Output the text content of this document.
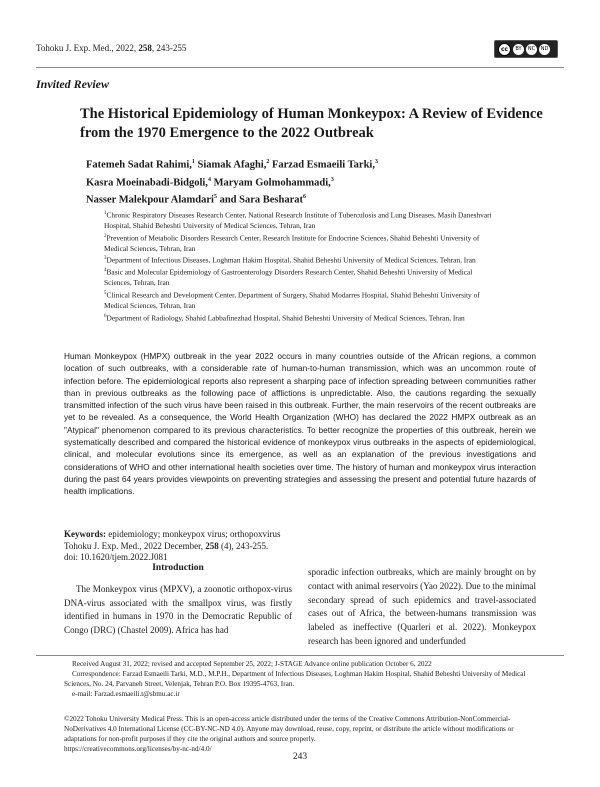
Tohoku J. Exp. Med., 2022, 258, 243-255	cc	BY	NC	ND
Invited Review
The Historical Epidemiology of Human Monkeypox: A Review of Evidence from the 1970 Emergence to the 2022 Outbreak
Fatemeh Sadat Rahimi,$^1$ Siamak Afaghi,$^2$ Farzad Esmaeili Tarki,$^3$
Kasra Moeinabadi-Bidgoli,$^4$ Maryam Golmohammadi,$^3$
Nasser Malekpour Alamdari$^5$ and Sara Besharat$^6$
$^1$Chronic Respiratory Diseases Research Center, National Research Institute of Tuberculosis and Lung Diseases, Masih Daneshvari Hospital, Shahid Beheshti University of Medical Sciences, Tehran, Iran
$^2$Prevention of Metabolic Disorders Research Center, Research Institute for Endocrine Sciences, Shahid Beheshti University of Medical Sciences, Tehran, Iran
$^3$Department of Infectious Diseases, Loghman Hakim Hospital, Shahid Beheshti University of Medical Sciences, Tehran, Iran
$^4$Basic and Molecular Epidemiology of Gastroenterology Disorders Research Center, Shahid Beheshti University of Medical Sciences, Tehran, Iran
$^5$Clinical Research and Development Center, Department of Surgery, Shahid Modarres Hospital, Shahid Beheshti University of Medical Sciences, Tehran, Iran
$^6$Department of Radiology, Shahid Labbafinezhad Hospital, Shahid Beheshti University of Medical Sciences, Tehran, Iran
Human Monkeypox (HMPX) outbreak in the year 2022 occurs in many countries outside of the African regions, a common location of such outbreaks, with a considerable rate of human-to-human transmission, which was an uncommon route of infection before. The epidemiological reports also represent a sharping pace of infection spreading between communities rather than in previous outbreaks as the following pace of afflictions is unpredictable. Also, the cautions regarding the sexually transmitted infection of the such virus have been raised in this outbreak. Further, the main reservoirs of the recent outbreaks are yet to be revealed. As a consequence, the World Health Organization (WHO) has declared the 2022 HMPX outbreak as an "Atypical" phenomenon compared to its previous characteristics. To better recognize the properties of this outbreak, herein we systematically described and compared the historical evidence of monkeypox virus outbreaks in the aspects of epidemiological, clinical, and molecular evolutions since its emergence, as well as an explanation of the previous investigations and considerations of WHO and other international health societies over time. The history of human and monkeypox virus interaction during the past 64 years provides viewpoints on preventing strategies and assessing the present and potential future hazards of health implications.
Keywords: epidemiology; monkeypox virus; orthopoxvirus
Tohoku J. Exp. Med., 2022 December, 258 (4), 243-255.
doi: 10.1620/tjem.2022.J081
Introduction

The Monkeypox virus (MPXV), a zoonotic orthopox-virus DNA-virus associated with the smallpox virus, was firstly identified in humans in 1970 in the Democratic Republic of Congo (DRC) (Chastel 2009). Africa has had

sporadic infection outbreaks, which are mainly brought on by contact with animal reservoirs (Yao 2022). Due to the minimal secondary spread of such epidemics and travel-associated cases out of Africa, the between-humans transmission was labeled as ineffective (Quarleri et al. 2022). Monkeypox research has been ignored and underfunded

Received August 31, 2022; revised and accepted September 25, 2022; J-STAGE Advance online publication October 6, 2022
Correspondence: Farzad Esmaeili Tarki, M.D., M.P.H., Department of Infectious Diseases, Loghman Hakim Hospital, Shahid Beheshti University of Medical Sciences, No. 24, Parvaneh Street, Velenjak, Tehran P.O. Box 19395-4763, Iran.
e-mail: Farzad.esmaeili.t@sbmu.ac.ir
©2022 Tohoku University Medical Press. This is an open-access article distributed under the terms of the Creative Commons Attribution-NonCommercial-NoDerivatives 4.0 International License (CC-BY-NC-ND 4.0). Anyone may download, reuse, copy, reprint, or distribute the article without modifications or adaptations for non-profit purposes if they cite the original authors and source properly.
https://creativecommons.org/licenses/by-nc-nd/4.0/
243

HOW TO COMPLETE THIS TASK
In the copy, include every line of the entries above exactly and none of the pictures.

THE ANSWER
Output the text content of this document.
Tohoku J. Exp. Med., 2022, 258, 243-255	cc	BY	NC	ND
Invited Review
The Historical Epidemiology of Human Monkeypox: A Review of Evidence from the 1970 Emergence to the 2022 Outbreak
Fatemeh Sadat Rahimi,$^1$ Siamak Afaghi,$^2$ Farzad Esmaeili Tarki,$^3$
Kasra Moeinabadi-Bidgoli,$^4$ Maryam Golmohammadi,$^3$
Nasser Malekpour Alamdari$^5$ and Sara Besharat$^6$
$^1$Chronic Respiratory Diseases Research Center, National Research Institute of Tuberculosis and Lung Diseases, Masih Daneshvari Hospital, Shahid Beheshti University of Medical Sciences, Tehran, Iran
$^2$Prevention of Metabolic Disorders Research Center, Research Institute for Endocrine Sciences, Shahid Beheshti University of Medical Sciences, Tehran, Iran
$^3$Department of Infectious Diseases, Loghman Hakim Hospital, Shahid Beheshti University of Medical Sciences, Tehran, Iran
$^4$Basic and Molecular Epidemiology of Gastroenterology Disorders Research Center, Shahid Beheshti University of Medical Sciences, Tehran, Iran
$^5$Clinical Research and Development Center, Department of Surgery, Shahid Modarres Hospital, Shahid Beheshti University of Medical Sciences, Tehran, Iran
$^6$Department of Radiology, Shahid Labbafinezhad Hospital, Shahid Beheshti University of Medical Sciences, Tehran, Iran
Human Monkeypox (HMPX) outbreak in the year 2022 occurs in many countries outside of the African regions, a common location of such outbreaks, with a considerable rate of human-to-human transmission, which was an uncommon route of infection before. The epidemiological reports also represent a sharping pace of infection spreading between communities rather than in previous outbreaks as the following pace of afflictions is unpredictable. Also, the cautions regarding the sexually transmitted infection of the such virus have been raised in this outbreak. Further, the main reservoirs of the recent outbreaks are yet to be revealed. As a consequence, the World Health Organization (WHO) has declared the 2022 HMPX outbreak as an "Atypical" phenomenon compared to its previous characteristics. To better recognize the properties of this outbreak, herein we systematically described and compared the historical evidence of monkeypox virus outbreaks in the aspects of epidemiological, clinical, and molecular evolutions since its emergence, as well as an explanation of the previous investigations and considerations of WHO and other international health societies over time. The history of human and monkeypox virus interaction during the past 64 years provides viewpoints on preventing strategies and assessing the present and potential future hazards of health implications.
Keywords: epidemiology; monkeypox virus; orthopoxvirus
Tohoku J. Exp. Med., 2022 December, 258 (4), 243-255.
doi: 10.1620/tjem.2022.J081
Introduction

The Monkeypox virus (MPXV), a zoonotic orthopox-virus DNA-virus associated with the smallpox virus, was firstly identified in humans in 1970 in the Democratic Republic of Congo (DRC) (Chastel 2009). Africa has had

sporadic infection outbreaks, which are mainly brought on by contact with animal reservoirs (Yao 2022). Due to the minimal secondary spread of such epidemics and travel-associated cases out of Africa, the between-humans transmission was labeled as ineffective (Quarleri et al. 2022). Monkeypox research has been ignored and underfunded

Received August 31, 2022; revised and accepted September 25, 2022; J-STAGE Advance online publication October 6, 2022
Correspondence: Farzad Esmaeili Tarki, M.D., M.P.H., Department of Infectious Diseases, Loghman Hakim Hospital, Shahid Beheshti University of Medical Sciences, No. 24, Parvaneh Street, Velenjak, Tehran P.O. Box 19395-4763, Iran.
e-mail: Farzad.esmaeili.t@sbmu.ac.ir
©2022 Tohoku University Medical Press. This is an open-access article distributed under the terms of the Creative Commons Attribution-NonCommercial-NoDerivatives 4.0 International License (CC-BY-NC-ND 4.0). Anyone may download, reuse, copy, reprint, or distribute the article without modifications or adaptations for non-profit purposes if they cite the original authors and source properly.
https://creativecommons.org/licenses/by-nc-nd/4.0/
243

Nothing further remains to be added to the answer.